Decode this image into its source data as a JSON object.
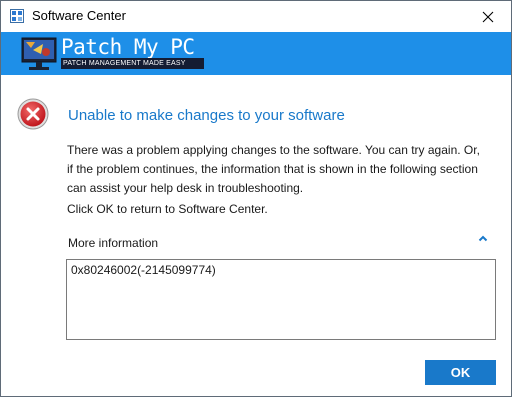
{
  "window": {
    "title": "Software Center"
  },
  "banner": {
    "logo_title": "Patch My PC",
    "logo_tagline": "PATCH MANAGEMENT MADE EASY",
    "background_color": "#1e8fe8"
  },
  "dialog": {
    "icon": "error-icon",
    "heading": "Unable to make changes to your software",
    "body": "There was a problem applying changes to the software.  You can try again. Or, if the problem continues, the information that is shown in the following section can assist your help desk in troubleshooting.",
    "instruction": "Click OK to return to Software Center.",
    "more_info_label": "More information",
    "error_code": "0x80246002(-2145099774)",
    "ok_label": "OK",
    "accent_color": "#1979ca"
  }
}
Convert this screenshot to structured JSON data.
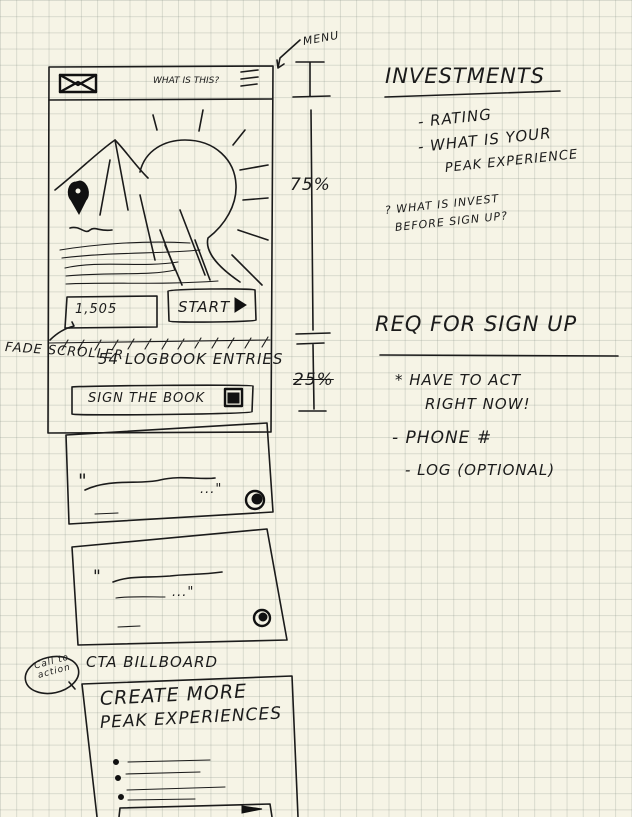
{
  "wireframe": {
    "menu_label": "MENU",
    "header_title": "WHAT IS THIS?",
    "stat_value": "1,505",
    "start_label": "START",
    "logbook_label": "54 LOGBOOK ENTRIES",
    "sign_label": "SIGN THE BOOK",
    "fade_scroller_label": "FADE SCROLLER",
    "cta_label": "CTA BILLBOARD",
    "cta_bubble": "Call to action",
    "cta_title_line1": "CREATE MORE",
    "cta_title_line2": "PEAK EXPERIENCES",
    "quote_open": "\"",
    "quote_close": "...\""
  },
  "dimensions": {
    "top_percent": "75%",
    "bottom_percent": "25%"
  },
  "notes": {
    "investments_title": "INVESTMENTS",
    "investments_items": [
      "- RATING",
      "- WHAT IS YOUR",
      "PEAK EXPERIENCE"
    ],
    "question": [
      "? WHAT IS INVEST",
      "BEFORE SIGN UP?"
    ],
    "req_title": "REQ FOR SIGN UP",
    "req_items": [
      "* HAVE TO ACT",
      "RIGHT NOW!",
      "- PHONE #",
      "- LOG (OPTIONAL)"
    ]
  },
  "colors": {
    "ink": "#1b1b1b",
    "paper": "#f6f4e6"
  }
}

..........

* **What you are asked to do**
Point out every line holding the string "Center" and copy it.

* **Full output**
    "title": "Software Center"
    "instruction": "Click OK to return to Software Center.",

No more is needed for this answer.